Klar ist, dass die Befürworter einer solchen Einheitsversicherung es auf die Alterungsrückstellen der PKV-Versicherten abgesehen haben. Ein Transfer in die GKV wäre ein staatlicher Eingriff in gesichertes Eigentum, der vor dem Bundesverfassungsgericht sicher keinen Bestand hätte. Der mit der Einführung einer solchen Einheitsversicherung verbundene Verlust von vielen Arbeitsplätzen in der Versicherungsbranche würden die Gesellschaft dazu stark belasten.
Irrweg 2: Der Staatsfonds
Es spricht wohl vieles für die Umsetzung dieser Idee durch die Politik, egal welche Koalition regieren wird. Richtiger wird sie damit dennoch nicht. Die Grundidee eines Staatsfonds, Deutschland-Rente (Vorschlag CDU-Grüne Hessen), Extrarente (Verbraucherzentrale Bundesverband) oder gesetzliche Aktienrente (FDP), besteht darin, dass jeder Arbeitnehmer, der nicht explizit widerspricht (Opt-in), einen Teil seines Lohns darin einzahlen würde. Das ist auch schon der erste Nachteil, dass nur Arbeitnehmer von dieser Möglichkeit profitieren sollen.

Zu erledigende Aufgaben
- 1) Geben Sie den Abschnitt des Textauszugs aus, der mit „Klar ist, dass“ anfängt und sich bis „dazu stark belasten.“ fortsetzt.
- 2) Übersetzen Sie den folgenden Satz aus dem Textauszug ins Englische: „Es spricht wohl vieles für die Umsetzung dieser Idee durch die Politik, egal welche Koalition regieren wird.“
Die nachstehenden Zeilen haben mit dem Textauszug nichts zu tun.

Angezeigte Informationen
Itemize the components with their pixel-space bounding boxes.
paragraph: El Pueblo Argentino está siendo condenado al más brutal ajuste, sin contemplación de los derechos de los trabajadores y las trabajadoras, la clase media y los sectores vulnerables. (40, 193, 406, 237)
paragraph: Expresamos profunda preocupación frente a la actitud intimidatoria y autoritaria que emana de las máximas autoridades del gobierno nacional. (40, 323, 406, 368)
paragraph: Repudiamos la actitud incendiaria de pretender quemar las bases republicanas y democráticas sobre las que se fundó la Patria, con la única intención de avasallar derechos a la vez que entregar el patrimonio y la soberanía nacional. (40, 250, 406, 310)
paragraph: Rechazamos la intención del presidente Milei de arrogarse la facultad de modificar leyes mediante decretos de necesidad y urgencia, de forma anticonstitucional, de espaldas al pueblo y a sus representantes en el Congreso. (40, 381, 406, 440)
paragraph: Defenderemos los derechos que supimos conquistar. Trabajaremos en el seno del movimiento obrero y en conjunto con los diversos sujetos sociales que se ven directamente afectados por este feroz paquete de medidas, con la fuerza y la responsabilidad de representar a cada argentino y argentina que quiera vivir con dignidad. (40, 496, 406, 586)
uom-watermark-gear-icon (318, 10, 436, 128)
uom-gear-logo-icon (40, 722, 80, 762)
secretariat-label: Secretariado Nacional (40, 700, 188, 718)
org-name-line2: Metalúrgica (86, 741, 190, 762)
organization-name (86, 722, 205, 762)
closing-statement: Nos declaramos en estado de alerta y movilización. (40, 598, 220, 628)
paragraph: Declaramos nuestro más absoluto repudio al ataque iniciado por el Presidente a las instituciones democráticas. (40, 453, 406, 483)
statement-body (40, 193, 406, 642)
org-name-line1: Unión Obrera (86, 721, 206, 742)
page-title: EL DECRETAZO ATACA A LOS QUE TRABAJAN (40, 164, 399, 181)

Gelöste Aufgaben
- 1)
Klar ist, dass die Befürworter einer solchen Einheitsversicherung es auf die Alterungsrückstellen der PKV-Versicherten abgesehen haben. Ein Transfer in die GKV wäre ein staatlicher Eingriff in gesichertes Eigentum, der vor dem Bundesverfassungsgericht sicher keinen Bestand hätte. Der mit der Einführung einer solchen Einheitsversicherung verbundene Verlust von vielen Arbeitsplätzen in der Versicherungsbranche würden die Gesellschaft dazu stark belasten.

- 2) There is probably a lot to be said for politicians implementing this idea, regardless of which coalition will govern.